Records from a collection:
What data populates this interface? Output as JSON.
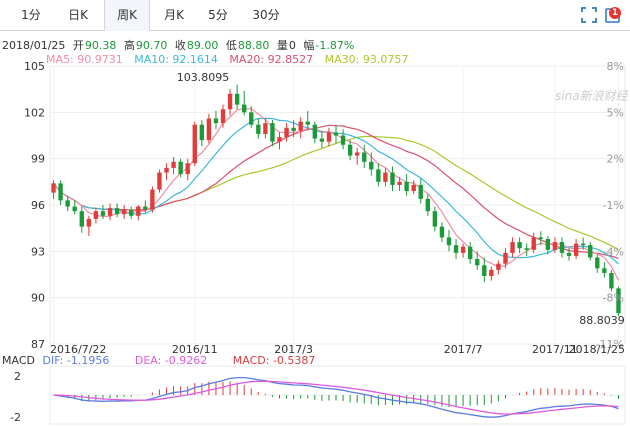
{
  "tabs": [
    {
      "label": "1分",
      "active": false
    },
    {
      "label": "日K",
      "active": false
    },
    {
      "label": "周K",
      "active": true
    },
    {
      "label": "月K",
      "active": false
    },
    {
      "label": "5分",
      "active": false
    },
    {
      "label": "30分",
      "active": false
    }
  ],
  "toolbar": {
    "badge": "1"
  },
  "quote": {
    "date": "2018/01/25",
    "open_label": "开",
    "open": "90.38",
    "high_label": "高",
    "high": "90.70",
    "close_label": "收",
    "close": "89.00",
    "low_label": "低",
    "low": "88.80",
    "vol_label": "量",
    "vol": "0",
    "chg_label": "幅",
    "chg": "-1.87%"
  },
  "ma": {
    "ma5": "MA5: 90.9731",
    "ma10": "MA10: 92.1614",
    "ma20": "MA20: 92.8527",
    "ma30": "MA30: 93.0757"
  },
  "colors": {
    "up": "#e23b3b",
    "down": "#1c9a3a",
    "ma5": "#f08ca6",
    "ma10": "#3cb8dc",
    "ma20": "#dd4f6e",
    "ma30": "#a9c82c",
    "dif": "#5a7be0",
    "dea": "#e05ae0",
    "macd_label": "#d04040",
    "quote_value": "#1c9a3a"
  },
  "watermark": "sina新浪财经",
  "chart_data": {
    "type": "candlestick",
    "y_left_ticks": [
      "105",
      "102",
      "99",
      "96",
      "93",
      "90",
      "87"
    ],
    "y_right_ticks": [
      "8%",
      "5%",
      "2%",
      "-1%",
      "-4%",
      "-8%",
      "-11%"
    ],
    "x_ticks": [
      "2016/7/22",
      "2016/11",
      "2017/3",
      "2017/7",
      "2017/11",
      "2018/1/25"
    ],
    "ylim": [
      87,
      105
    ],
    "max_label": "103.8095",
    "min_label": "88.8039",
    "candles": [
      [
        96.8,
        97.6,
        96.4,
        97.4
      ],
      [
        97.4,
        97.6,
        96.0,
        96.3
      ],
      [
        96.3,
        96.6,
        95.6,
        95.9
      ],
      [
        95.9,
        96.3,
        95.4,
        95.6
      ],
      [
        95.6,
        95.9,
        94.2,
        94.6
      ],
      [
        94.6,
        95.3,
        94.0,
        95.1
      ],
      [
        95.1,
        95.8,
        94.8,
        95.6
      ],
      [
        95.6,
        96.0,
        95.1,
        95.3
      ],
      [
        95.3,
        96.1,
        95.0,
        95.8
      ],
      [
        95.8,
        96.1,
        95.2,
        95.4
      ],
      [
        95.4,
        96.0,
        95.1,
        95.7
      ],
      [
        95.7,
        95.9,
        95.1,
        95.3
      ],
      [
        95.3,
        96.0,
        95.0,
        95.9
      ],
      [
        95.9,
        96.3,
        95.5,
        95.7
      ],
      [
        95.7,
        97.2,
        95.5,
        97.0
      ],
      [
        97.0,
        98.3,
        96.8,
        98.1
      ],
      [
        98.1,
        98.7,
        97.6,
        98.4
      ],
      [
        98.4,
        99.1,
        98.0,
        98.8
      ],
      [
        98.8,
        99.0,
        97.8,
        98.0
      ],
      [
        98.0,
        99.0,
        97.6,
        98.7
      ],
      [
        98.7,
        101.4,
        98.5,
        101.2
      ],
      [
        101.2,
        101.5,
        99.8,
        100.2
      ],
      [
        100.2,
        101.9,
        100.0,
        101.6
      ],
      [
        101.6,
        102.1,
        100.9,
        101.3
      ],
      [
        101.3,
        102.5,
        101.0,
        102.2
      ],
      [
        102.2,
        103.5,
        101.8,
        103.2
      ],
      [
        103.2,
        103.8,
        102.2,
        102.5
      ],
      [
        102.5,
        103.4,
        101.8,
        102.0
      ],
      [
        102.0,
        102.4,
        101.0,
        101.2
      ],
      [
        101.2,
        101.6,
        100.3,
        100.6
      ],
      [
        100.6,
        101.6,
        100.3,
        101.3
      ],
      [
        101.3,
        101.5,
        99.8,
        100.1
      ],
      [
        100.1,
        100.7,
        99.6,
        100.4
      ],
      [
        100.4,
        101.3,
        100.1,
        101.0
      ],
      [
        101.0,
        101.5,
        100.4,
        100.8
      ],
      [
        100.8,
        101.7,
        100.3,
        101.4
      ],
      [
        101.4,
        102.1,
        100.9,
        101.2
      ],
      [
        101.2,
        101.4,
        100.0,
        100.3
      ],
      [
        100.3,
        100.8,
        99.7,
        100.1
      ],
      [
        100.1,
        101.0,
        99.8,
        100.7
      ],
      [
        100.7,
        101.2,
        100.0,
        100.5
      ],
      [
        100.5,
        100.9,
        99.6,
        99.9
      ],
      [
        99.9,
        100.2,
        98.9,
        99.2
      ],
      [
        99.2,
        99.7,
        98.6,
        99.4
      ],
      [
        99.4,
        99.9,
        98.4,
        98.8
      ],
      [
        98.8,
        99.4,
        97.9,
        98.3
      ],
      [
        98.3,
        98.7,
        97.2,
        97.5
      ],
      [
        97.5,
        98.4,
        97.2,
        98.1
      ],
      [
        98.1,
        98.5,
        96.9,
        97.3
      ],
      [
        97.3,
        97.8,
        96.9,
        97.5
      ],
      [
        97.5,
        98.0,
        96.6,
        96.9
      ],
      [
        96.9,
        97.6,
        96.7,
        97.3
      ],
      [
        97.3,
        97.7,
        96.1,
        96.4
      ],
      [
        96.4,
        96.7,
        95.3,
        95.6
      ],
      [
        95.6,
        95.9,
        94.3,
        94.6
      ],
      [
        94.6,
        94.9,
        93.6,
        93.9
      ],
      [
        93.9,
        94.4,
        93.0,
        93.4
      ],
      [
        93.4,
        93.8,
        92.5,
        92.9
      ],
      [
        92.9,
        93.5,
        92.6,
        93.3
      ],
      [
        93.3,
        93.6,
        92.2,
        92.5
      ],
      [
        92.5,
        93.0,
        91.8,
        92.1
      ],
      [
        92.1,
        92.6,
        91.0,
        91.4
      ],
      [
        91.4,
        92.0,
        91.1,
        91.8
      ],
      [
        91.8,
        92.4,
        91.5,
        92.2
      ],
      [
        92.2,
        93.2,
        91.9,
        92.9
      ],
      [
        92.9,
        93.9,
        92.6,
        93.6
      ],
      [
        93.6,
        93.9,
        92.9,
        93.2
      ],
      [
        93.2,
        93.5,
        92.7,
        93.1
      ],
      [
        93.1,
        94.2,
        92.9,
        93.9
      ],
      [
        93.9,
        94.3,
        93.4,
        93.8
      ],
      [
        93.8,
        94.0,
        92.8,
        93.1
      ],
      [
        93.1,
        93.9,
        92.9,
        93.6
      ],
      [
        93.6,
        93.9,
        92.6,
        92.9
      ],
      [
        92.9,
        93.2,
        92.4,
        92.7
      ],
      [
        92.7,
        93.8,
        92.5,
        93.5
      ],
      [
        93.5,
        93.9,
        93.1,
        93.4
      ],
      [
        93.4,
        93.6,
        92.4,
        92.6
      ],
      [
        92.6,
        92.8,
        91.6,
        91.9
      ],
      [
        91.9,
        92.3,
        91.3,
        91.6
      ],
      [
        91.6,
        91.8,
        90.4,
        90.6
      ],
      [
        90.6,
        90.7,
        88.8,
        89.0
      ]
    ],
    "macd_ticks": [
      "2",
      "-2"
    ],
    "macd_legend": {
      "title": "MACD",
      "dif": "DIF: -1.1956",
      "dea": "DEA: -0.9262",
      "macd": "MACD: -0.5387"
    }
  }
}
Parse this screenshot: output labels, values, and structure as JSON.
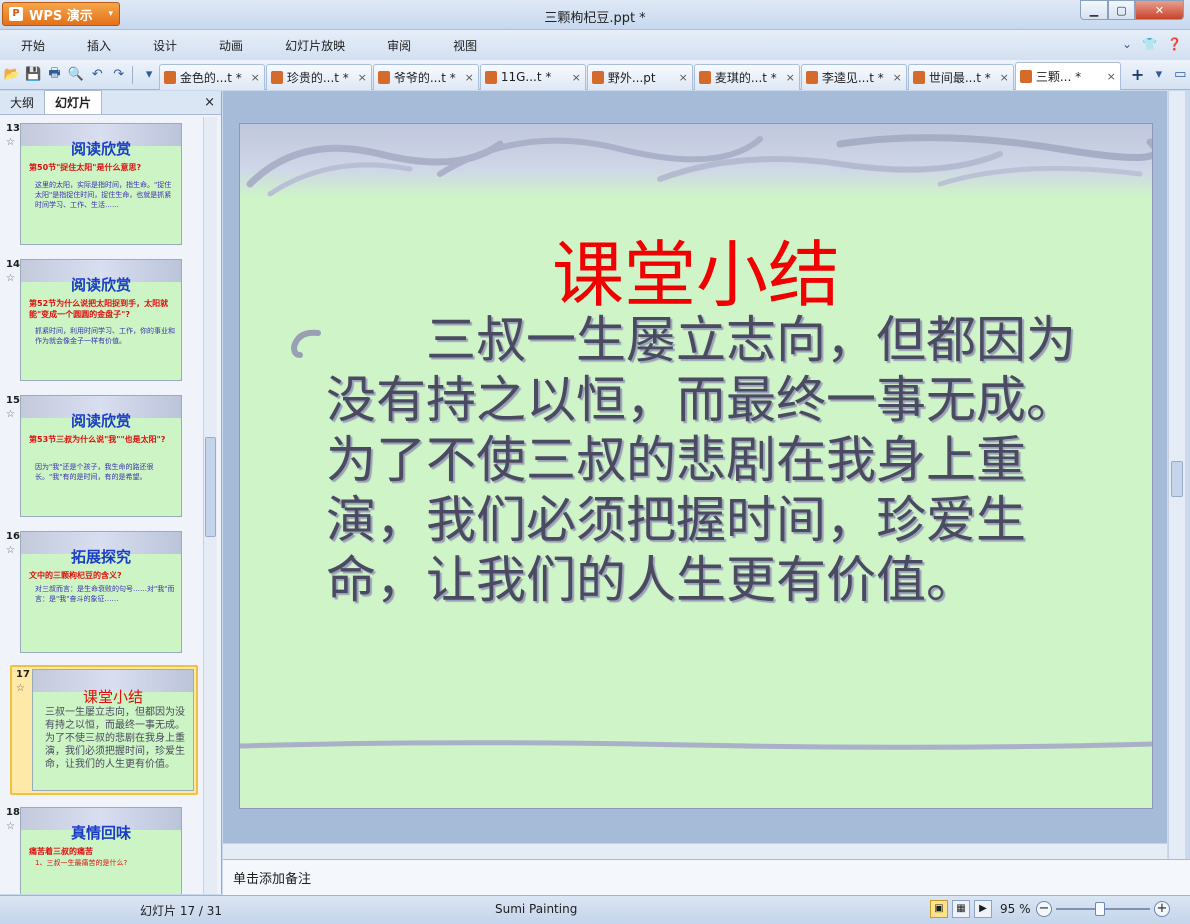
{
  "app": {
    "wps_label": "WPS 演示",
    "doc_title": "三颗枸杞豆.ppt *"
  },
  "menu": [
    "开始",
    "插入",
    "设计",
    "动画",
    "幻灯片放映",
    "审阅",
    "视图"
  ],
  "tabs": [
    {
      "label": "金色的...t *",
      "close": "×"
    },
    {
      "label": "珍贵的...t *",
      "close": "×"
    },
    {
      "label": "爷爷的...t *",
      "close": "×"
    },
    {
      "label": "11G...t *",
      "close": "×"
    },
    {
      "label": "野外...pt",
      "close": "×"
    },
    {
      "label": "麦琪的...t *",
      "close": "×"
    },
    {
      "label": "李逵见...t *",
      "close": "×"
    },
    {
      "label": "世间最...t *",
      "close": "×"
    },
    {
      "label": "三颗... *",
      "close": "×"
    }
  ],
  "pane": {
    "tab_outline": "大纲",
    "tab_slides": "幻灯片",
    "close": "×"
  },
  "thumbs": [
    {
      "num": "13",
      "title": "阅读欣赏",
      "q": "第50节\"捉住太阳\"是什么意思?",
      "a": "这里的太阳，实际是指时间，指生命。\"捉住太阳\"是指捉住时间，捉住生命，也就是抓紧时间学习、工作、生活……"
    },
    {
      "num": "14",
      "title": "阅读欣赏",
      "q": "第52节为什么说把太阳捉到手，太阳就能\"变成一个圆圆的金盘子\"?",
      "a": "抓紧时间，利用时间学习、工作，你的事业和作为就会像金子一样有价值。"
    },
    {
      "num": "15",
      "title": "阅读欣赏",
      "q": "第53节三叔为什么说\"我\"\"也是太阳\"?",
      "a": "因为\"我\"还是个孩子，我生命的路还很长。\"我\"有的是时间，有的是希望。"
    },
    {
      "num": "16",
      "title": "拓展探究",
      "q": "文中的三颗枸杞豆的含义?",
      "a": "对三叔而言：是生命衰败的句号……对\"我\"而言：是\"我\"奋斗的象征……"
    }
  ],
  "selected_thumb": {
    "num": "17",
    "title": "课堂小结",
    "body": "三叔一生屡立志向，但都因为没有持之以恒，而最终一事无成。为了不使三叔的悲剧在我身上重演，我们必须把握时间，珍爱生命，让我们的人生更有价值。"
  },
  "thumb_18": {
    "num": "18",
    "title": "真情回味",
    "q": "痛苦着三叔的痛苦",
    "a": "1、三叔一生最痛苦的是什么?"
  },
  "slide": {
    "title": "课堂小结",
    "body": "三叔一生屡立志向，但都因为没有持之以恒，而最终一事无成。为了不使三叔的悲剧在我身上重演，我们必须把握时间，珍爱生命，让我们的人生更有价值。"
  },
  "notes_placeholder": "单击添加备注",
  "status": {
    "slide_info": "幻灯片 17 / 31",
    "theme": "Sumi Painting",
    "zoom": "95 %"
  },
  "colors": {
    "slide_bg": "#cff4c7",
    "title_red": "#f00000",
    "body_text": "#4a4a60"
  }
}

== Instruction ==
Return each line of the listing that holds the string "JSON".

== Written solution ==
What data populates this interface? Output as JSON.
Parse this screenshot: output labels, values, and structure as JSON.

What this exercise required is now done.